What is needed
Please list all lines of the material below in which the string "SURGICAL" occurs.
╔══
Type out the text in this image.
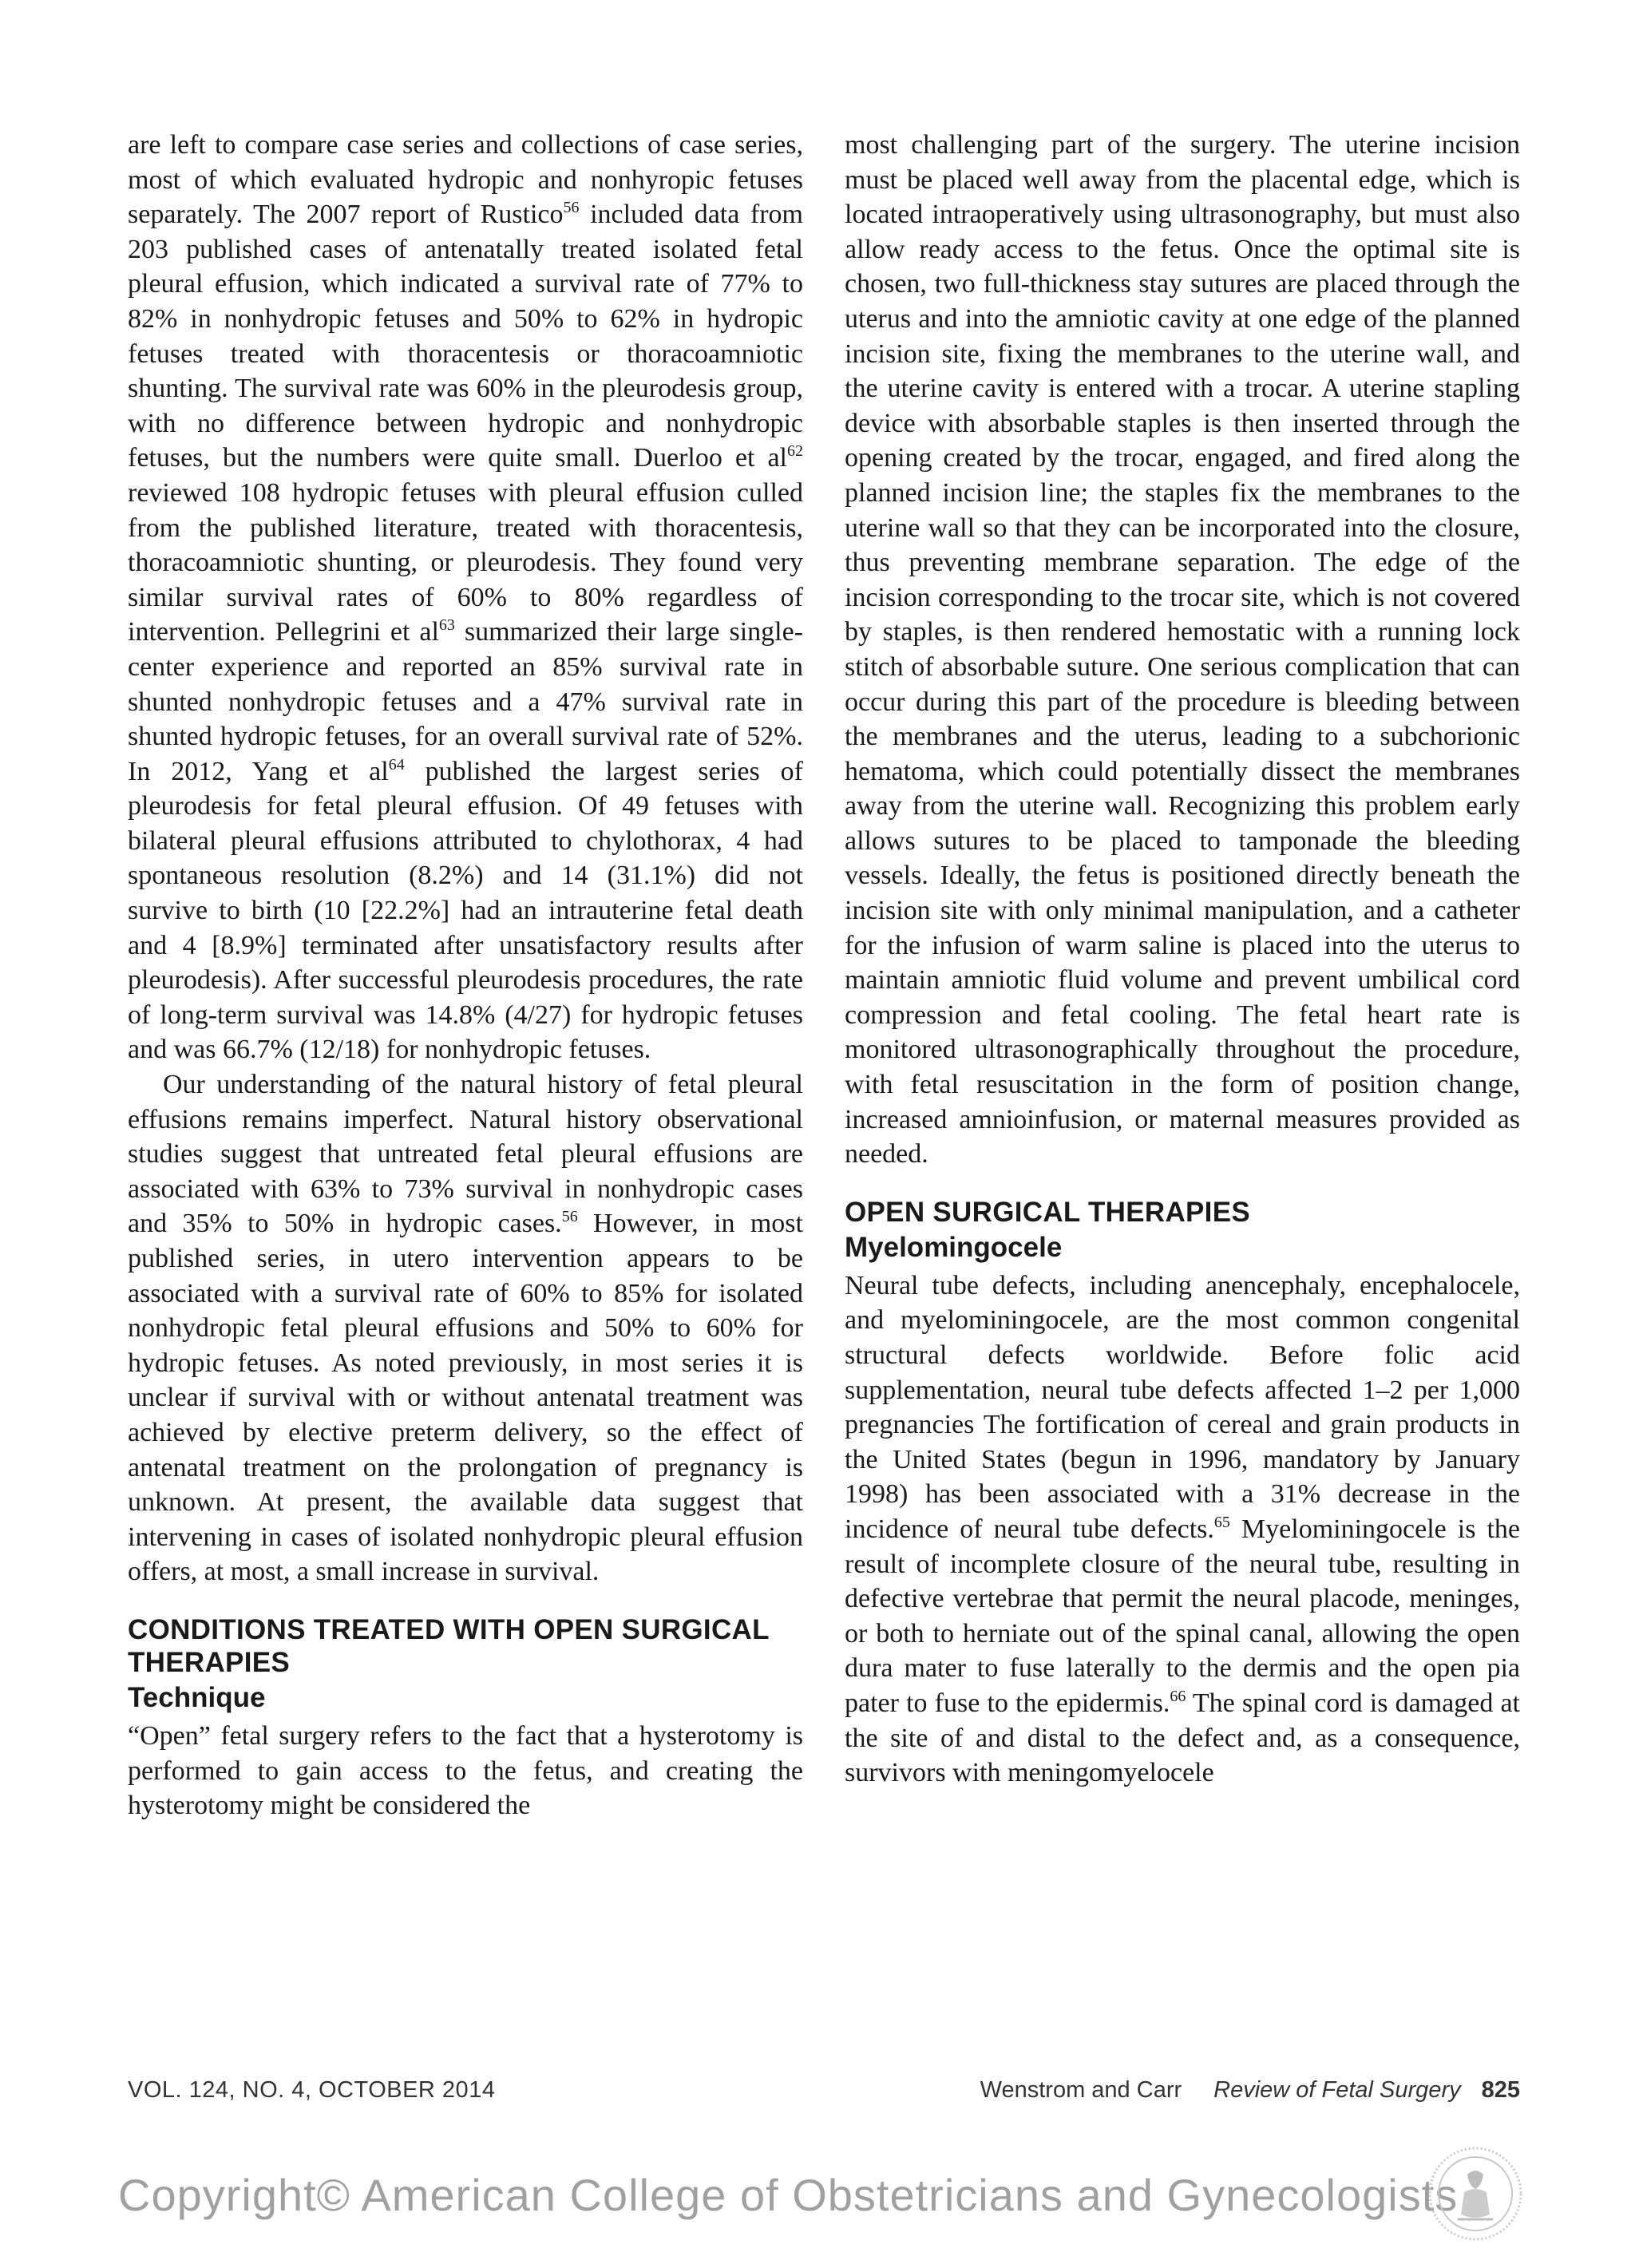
are left to compare case series and collections of case series, most of which evaluated hydropic and nonhyropic fetuses separately. The 2007 report of Rustico$^{56}$ included data from 203 published cases of antenatally treated isolated fetal pleural effusion, which indicated a survival rate of 77% to 82% in nonhydropic fetuses and 50% to 62% in hydropic fetuses treated with thoracentesis or thoracoamniotic shunting. The survival rate was 60% in the pleurodesis group, with no difference between hydropic and nonhydropic fetuses, but the numbers were quite small. Duerloo et $al^{62}$ reviewed 108 hydropic fetuses with pleural effusion culled from the published literature, treated with thoracentesis, thoracoamniotic shunting, or pleurodesis. They found very similar survival rates of 60% to 80% regardless of intervention. Pellegrini et $al^{63}$ summarized their large single-center experience and reported an 85% survival rate in shunted nonhydropic fetuses and a 47% survival rate in shunted hydropic fetuses, for an overall survival rate of 52%. In 2012, Yang et $al^{64}$ published the largest series of pleurodesis for fetal pleural effusion. Of 49 fetuses with bilateral pleural effusions attributed to chylothorax, 4 had spontaneous resolution (8.2%) and 14 (31.1%) did not survive to birth (10 [22.2%] had an intrauterine fetal death and 4 [8.9%] terminated after unsatisfactory results after pleurodesis). After successful pleurodesis procedures, the rate of long-term survival was 14.8% (4/27) for hydropic fetuses and was 66.7% (12/18) for nonhydropic fetuses.

Our understanding of the natural history of fetal pleural effusions remains imperfect. Natural history observational studies suggest that untreated fetal pleural effusions are associated with 63% to 73% survival in nonhydropic cases and 35% to 50% in hydropic cases.$^{56}$ However, in most published series, in utero intervention appears to be associated with a survival rate of 60% to 85% for isolated nonhydropic fetal pleural effusions and 50% to 60% for hydropic fetuses. As noted previously, in most series it is unclear if survival with or without antenatal treatment was achieved by elective preterm delivery, so the effect of antenatal treatment on the prolongation of pregnancy is unknown. At present, the available data suggest that intervening in cases of isolated nonhydropic pleural effusion offers, at most, a small increase in survival.

CONDITIONS TREATED WITH OPEN SURGICAL THERAPIES
Technique

“Open” fetal surgery refers to the fact that a hysterotomy is performed to gain access to the fetus, and creating the hysterotomy might be considered the

most challenging part of the surgery. The uterine incision must be placed well away from the placental edge, which is located intraoperatively using ultrasonography, but must also allow ready access to the fetus. Once the optimal site is chosen, two full-thickness stay sutures are placed through the uterus and into the amniotic cavity at one edge of the planned incision site, fixing the membranes to the uterine wall, and the uterine cavity is entered with a trocar. A uterine stapling device with absorbable staples is then inserted through the opening created by the trocar, engaged, and fired along the planned incision line; the staples fix the membranes to the uterine wall so that they can be incorporated into the closure, thus preventing membrane separation. The edge of the incision corresponding to the trocar site, which is not covered by staples, is then rendered hemostatic with a running lock stitch of absorbable suture. One serious complication that can occur during this part of the procedure is bleeding between the membranes and the uterus, leading to a subchorionic hematoma, which could potentially dissect the membranes away from the uterine wall. Recognizing this problem early allows sutures to be placed to tamponade the bleeding vessels. Ideally, the fetus is positioned directly beneath the incision site with only minimal manipulation, and a catheter for the infusion of warm saline is placed into the uterus to maintain amniotic fluid volume and prevent umbilical cord compression and fetal cooling. The fetal heart rate is monitored ultrasonographically throughout the procedure, with fetal resuscitation in the form of position change, increased amnioinfusion, or maternal measures provided as needed.

OPEN SURGICAL THERAPIES
Myelomingocele

Neural tube defects, including anencephaly, encephalocele, and myelominingocele, are the most common congenital structural defects worldwide. Before folic acid supplementation, neural tube defects affected 1–2 per 1,000 pregnancies The fortification of cereal and grain products in the United States (begun in 1996, mandatory by January 1998) has been associated with a 31% decrease in the incidence of neural tube defects.$^{65}$ Myelominingocele is the result of incomplete closure of the neural tube, resulting in defective vertebrae that permit the neural placode, meninges, or both to herniate out of the spinal canal, allowing the open dura mater to fuse laterally to the dermis and the open pia pater to fuse to the epidermis.$^{66}$ The spinal cord is damaged at the site of and distal to the defect and, as a consequence, survivors with meningomyelocele

VOL. 124, NO. 4, OCTOBER 2014	Wenstrom and Carr Review of Fetal Surgery 825
Copyright© American College of Obstetricians and Gynecologists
╚══
Task result
CONDITIONS TREATED WITH OPEN SURGICAL THERAPIES
OPEN SURGICAL THERAPIES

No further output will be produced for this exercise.